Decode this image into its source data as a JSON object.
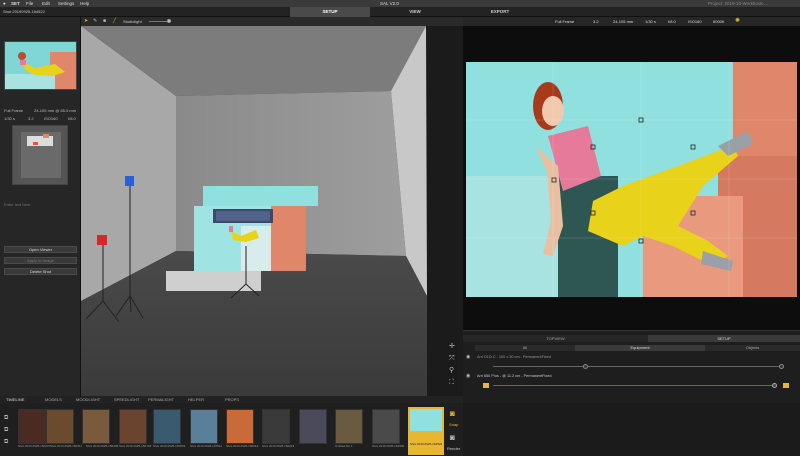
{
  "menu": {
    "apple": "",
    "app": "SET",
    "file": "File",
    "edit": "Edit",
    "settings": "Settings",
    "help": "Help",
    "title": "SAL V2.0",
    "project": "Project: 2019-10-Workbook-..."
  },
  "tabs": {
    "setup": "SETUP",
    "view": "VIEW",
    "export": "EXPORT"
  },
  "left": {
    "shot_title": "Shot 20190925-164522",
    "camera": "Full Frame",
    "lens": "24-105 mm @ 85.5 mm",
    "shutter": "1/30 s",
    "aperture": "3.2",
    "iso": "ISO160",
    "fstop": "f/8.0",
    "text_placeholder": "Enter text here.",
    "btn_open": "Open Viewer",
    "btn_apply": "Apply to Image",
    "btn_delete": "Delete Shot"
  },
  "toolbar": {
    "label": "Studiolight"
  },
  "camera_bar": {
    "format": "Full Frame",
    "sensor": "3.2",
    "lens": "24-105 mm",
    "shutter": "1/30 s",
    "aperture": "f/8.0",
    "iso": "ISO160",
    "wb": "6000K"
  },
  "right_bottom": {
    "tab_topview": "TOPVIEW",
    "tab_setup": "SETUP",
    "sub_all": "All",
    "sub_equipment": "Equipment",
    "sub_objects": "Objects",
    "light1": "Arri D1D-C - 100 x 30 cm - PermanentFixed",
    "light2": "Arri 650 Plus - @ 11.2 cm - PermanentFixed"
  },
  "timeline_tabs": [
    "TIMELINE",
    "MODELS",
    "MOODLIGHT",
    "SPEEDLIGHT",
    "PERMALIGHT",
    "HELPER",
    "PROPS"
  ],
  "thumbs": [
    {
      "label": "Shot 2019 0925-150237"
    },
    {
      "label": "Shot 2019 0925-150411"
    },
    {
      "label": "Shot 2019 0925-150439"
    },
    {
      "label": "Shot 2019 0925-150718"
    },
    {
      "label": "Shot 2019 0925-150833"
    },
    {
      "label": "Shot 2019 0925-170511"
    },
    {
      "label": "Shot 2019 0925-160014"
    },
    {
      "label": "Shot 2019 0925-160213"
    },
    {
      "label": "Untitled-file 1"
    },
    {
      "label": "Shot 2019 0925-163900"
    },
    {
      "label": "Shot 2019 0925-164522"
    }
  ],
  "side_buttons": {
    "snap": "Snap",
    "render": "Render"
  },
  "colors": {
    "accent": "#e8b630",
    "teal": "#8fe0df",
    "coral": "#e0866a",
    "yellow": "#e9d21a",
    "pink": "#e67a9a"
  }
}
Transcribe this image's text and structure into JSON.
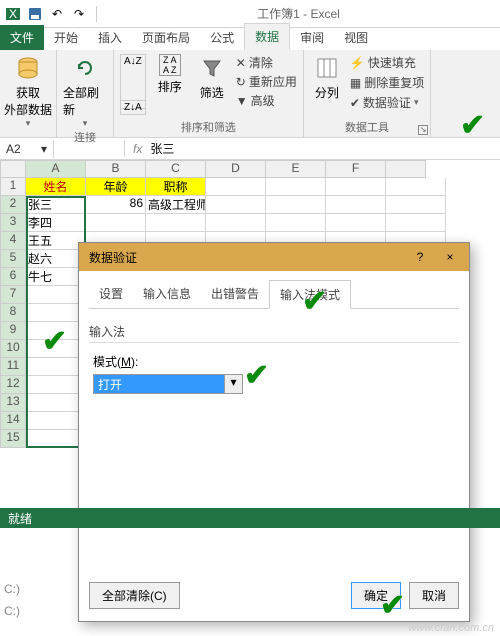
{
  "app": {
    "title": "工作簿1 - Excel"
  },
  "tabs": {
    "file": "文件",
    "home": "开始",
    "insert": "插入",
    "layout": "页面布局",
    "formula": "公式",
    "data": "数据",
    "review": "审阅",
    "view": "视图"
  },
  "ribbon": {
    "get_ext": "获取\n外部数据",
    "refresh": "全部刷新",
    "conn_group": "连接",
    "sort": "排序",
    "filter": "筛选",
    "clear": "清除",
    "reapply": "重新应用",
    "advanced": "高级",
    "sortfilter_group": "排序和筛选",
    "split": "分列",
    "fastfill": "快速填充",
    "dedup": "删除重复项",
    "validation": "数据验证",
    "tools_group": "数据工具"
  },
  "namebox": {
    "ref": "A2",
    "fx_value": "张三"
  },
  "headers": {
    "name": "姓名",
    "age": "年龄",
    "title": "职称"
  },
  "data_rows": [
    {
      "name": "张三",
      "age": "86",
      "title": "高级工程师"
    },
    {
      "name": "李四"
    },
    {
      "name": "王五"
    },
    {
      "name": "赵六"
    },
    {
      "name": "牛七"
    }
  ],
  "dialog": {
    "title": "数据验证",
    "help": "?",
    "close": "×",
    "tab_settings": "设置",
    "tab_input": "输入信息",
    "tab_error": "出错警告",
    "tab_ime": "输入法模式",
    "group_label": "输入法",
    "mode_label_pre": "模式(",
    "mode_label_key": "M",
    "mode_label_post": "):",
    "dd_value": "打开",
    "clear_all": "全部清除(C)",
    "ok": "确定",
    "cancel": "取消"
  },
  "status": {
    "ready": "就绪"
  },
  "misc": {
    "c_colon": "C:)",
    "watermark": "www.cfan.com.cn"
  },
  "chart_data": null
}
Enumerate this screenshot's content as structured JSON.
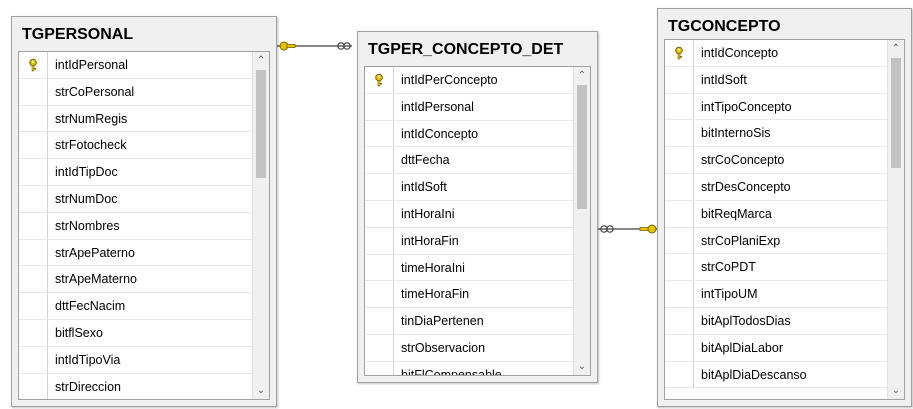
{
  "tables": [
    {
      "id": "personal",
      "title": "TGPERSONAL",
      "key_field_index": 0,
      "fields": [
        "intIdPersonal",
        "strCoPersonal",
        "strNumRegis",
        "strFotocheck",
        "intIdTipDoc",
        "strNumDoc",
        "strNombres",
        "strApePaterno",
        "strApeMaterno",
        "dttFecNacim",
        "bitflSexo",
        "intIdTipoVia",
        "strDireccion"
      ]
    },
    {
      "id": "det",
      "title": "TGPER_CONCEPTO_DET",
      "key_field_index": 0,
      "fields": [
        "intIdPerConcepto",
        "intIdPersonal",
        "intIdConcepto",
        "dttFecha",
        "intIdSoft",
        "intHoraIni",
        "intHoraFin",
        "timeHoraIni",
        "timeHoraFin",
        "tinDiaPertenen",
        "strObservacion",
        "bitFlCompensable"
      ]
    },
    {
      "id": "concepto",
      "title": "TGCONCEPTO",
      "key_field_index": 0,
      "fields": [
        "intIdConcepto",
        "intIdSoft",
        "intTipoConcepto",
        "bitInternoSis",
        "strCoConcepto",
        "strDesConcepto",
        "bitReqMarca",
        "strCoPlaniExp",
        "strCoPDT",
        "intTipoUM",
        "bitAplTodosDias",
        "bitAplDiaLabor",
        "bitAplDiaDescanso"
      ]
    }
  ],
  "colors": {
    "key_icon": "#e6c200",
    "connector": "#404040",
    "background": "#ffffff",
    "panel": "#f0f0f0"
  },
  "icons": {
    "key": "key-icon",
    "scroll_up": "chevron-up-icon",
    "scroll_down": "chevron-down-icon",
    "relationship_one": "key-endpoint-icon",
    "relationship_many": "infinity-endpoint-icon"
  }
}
# # # # # # #
AIM:
Repeat all of the records verbatim, leaving out the pictures.

SOLUTION FOR THIS EXERCISE:
Decode this image into its source data as a JSON object.
{
  "menu": {
    "apple": "",
    "app": "SET",
    "file": "File",
    "edit": "Edit",
    "settings": "Settings",
    "help": "Help",
    "title": "SAL V2.0",
    "project": "Project: 2019-10-Workbook-..."
  },
  "tabs": {
    "setup": "SETUP",
    "view": "VIEW",
    "export": "EXPORT"
  },
  "left": {
    "shot_title": "Shot 20190925-164522",
    "camera": "Full Frame",
    "lens": "24-105 mm @ 85.5 mm",
    "shutter": "1/30 s",
    "aperture": "3.2",
    "iso": "ISO160",
    "fstop": "f/8.0",
    "text_placeholder": "Enter text here.",
    "btn_open": "Open Viewer",
    "btn_apply": "Apply to Image",
    "btn_delete": "Delete Shot"
  },
  "toolbar": {
    "label": "Studiolight"
  },
  "camera_bar": {
    "format": "Full Frame",
    "sensor": "3.2",
    "lens": "24-105 mm",
    "shutter": "1/30 s",
    "aperture": "f/8.0",
    "iso": "ISO160",
    "wb": "6000K"
  },
  "right_bottom": {
    "tab_topview": "TOPVIEW",
    "tab_setup": "SETUP",
    "sub_all": "All",
    "sub_equipment": "Equipment",
    "sub_objects": "Objects",
    "light1": "Arri D1D-C - 100 x 30 cm - PermanentFixed",
    "light2": "Arri 650 Plus - @ 11.2 cm - PermanentFixed"
  },
  "timeline_tabs": [
    "TIMELINE",
    "MODELS",
    "MOODLIGHT",
    "SPEEDLIGHT",
    "PERMALIGHT",
    "HELPER",
    "PROPS"
  ],
  "thumbs": [
    {
      "label": "Shot 2019 0925-150237"
    },
    {
      "label": "Shot 2019 0925-150411"
    },
    {
      "label": "Shot 2019 0925-150439"
    },
    {
      "label": "Shot 2019 0925-150718"
    },
    {
      "label": "Shot 2019 0925-150833"
    },
    {
      "label": "Shot 2019 0925-170511"
    },
    {
      "label": "Shot 2019 0925-160014"
    },
    {
      "label": "Shot 2019 0925-160213"
    },
    {
      "label": "Untitled-file 1"
    },
    {
      "label": "Shot 2019 0925-163900"
    },
    {
      "label": "Shot 2019 0925-164522"
    }
  ],
  "side_buttons": {
    "snap": "Snap",
    "render": "Render"
  },
  "colors": {
    "accent": "#e8b630",
    "teal": "#8fe0df",
    "coral": "#e0866a",
    "yellow": "#e9d21a",
    "pink": "#e67a9a"
  }
}
Transcribe this image's text and structure into JSON.
{
  "app": {
    "title": "工作簿1 - Excel"
  },
  "tabs": {
    "file": "文件",
    "home": "开始",
    "insert": "插入",
    "layout": "页面布局",
    "formula": "公式",
    "data": "数据",
    "review": "审阅",
    "view": "视图"
  },
  "ribbon": {
    "get_ext": "获取\n外部数据",
    "refresh": "全部刷新",
    "conn_group": "连接",
    "sort": "排序",
    "filter": "筛选",
    "clear": "清除",
    "reapply": "重新应用",
    "advanced": "高级",
    "sortfilter_group": "排序和筛选",
    "split": "分列",
    "fastfill": "快速填充",
    "dedup": "删除重复项",
    "validation": "数据验证",
    "tools_group": "数据工具"
  },
  "namebox": {
    "ref": "A2",
    "fx_value": "张三"
  },
  "headers": {
    "name": "姓名",
    "age": "年龄",
    "title": "职称"
  },
  "data_rows": [
    {
      "name": "张三",
      "age": "86",
      "title": "高级工程师"
    },
    {
      "name": "李四"
    },
    {
      "name": "王五"
    },
    {
      "name": "赵六"
    },
    {
      "name": "牛七"
    }
  ],
  "dialog": {
    "title": "数据验证",
    "help": "?",
    "close": "×",
    "tab_settings": "设置",
    "tab_input": "输入信息",
    "tab_error": "出错警告",
    "tab_ime": "输入法模式",
    "group_label": "输入法",
    "mode_label_pre": "模式(",
    "mode_label_key": "M",
    "mode_label_post": "):",
    "dd_value": "打开",
    "clear_all": "全部清除(C)",
    "ok": "确定",
    "cancel": "取消"
  },
  "status": {
    "ready": "就绪"
  },
  "misc": {
    "c_colon": "C:)",
    "watermark": "www.cfan.com.cn"
  },
  "chart_data": null
}
Enumerate this screenshot's content as structured JSON.
{
  "tables": [
    {
      "id": "personal",
      "title": "TGPERSONAL",
      "key_field_index": 0,
      "fields": [
        "intIdPersonal",
        "strCoPersonal",
        "strNumRegis",
        "strFotocheck",
        "intIdTipDoc",
        "strNumDoc",
        "strNombres",
        "strApePaterno",
        "strApeMaterno",
        "dttFecNacim",
        "bitflSexo",
        "intIdTipoVia",
        "strDireccion"
      ]
    },
    {
      "id": "det",
      "title": "TGPER_CONCEPTO_DET",
      "key_field_index": 0,
      "fields": [
        "intIdPerConcepto",
        "intIdPersonal",
        "intIdConcepto",
        "dttFecha",
        "intIdSoft",
        "intHoraIni",
        "intHoraFin",
        "timeHoraIni",
        "timeHoraFin",
        "tinDiaPertenen",
        "strObservacion",
        "bitFlCompensable"
      ]
    },
    {
      "id": "concepto",
      "title": "TGCONCEPTO",
      "key_field_index": 0,
      "fields": [
        "intIdConcepto",
        "intIdSoft",
        "intTipoConcepto",
        "bitInternoSis",
        "strCoConcepto",
        "strDesConcepto",
        "bitReqMarca",
        "strCoPlaniExp",
        "strCoPDT",
        "intTipoUM",
        "bitAplTodosDias",
        "bitAplDiaLabor",
        "bitAplDiaDescanso"
      ]
    }
  ],
  "colors": {
    "key_icon": "#e6c200",
    "connector": "#404040",
    "background": "#ffffff",
    "panel": "#f0f0f0"
  },
  "icons": {
    "key": "key-icon",
    "scroll_up": "chevron-up-icon",
    "scroll_down": "chevron-down-icon",
    "relationship_one": "key-endpoint-icon",
    "relationship_many": "infinity-endpoint-icon"
  }
}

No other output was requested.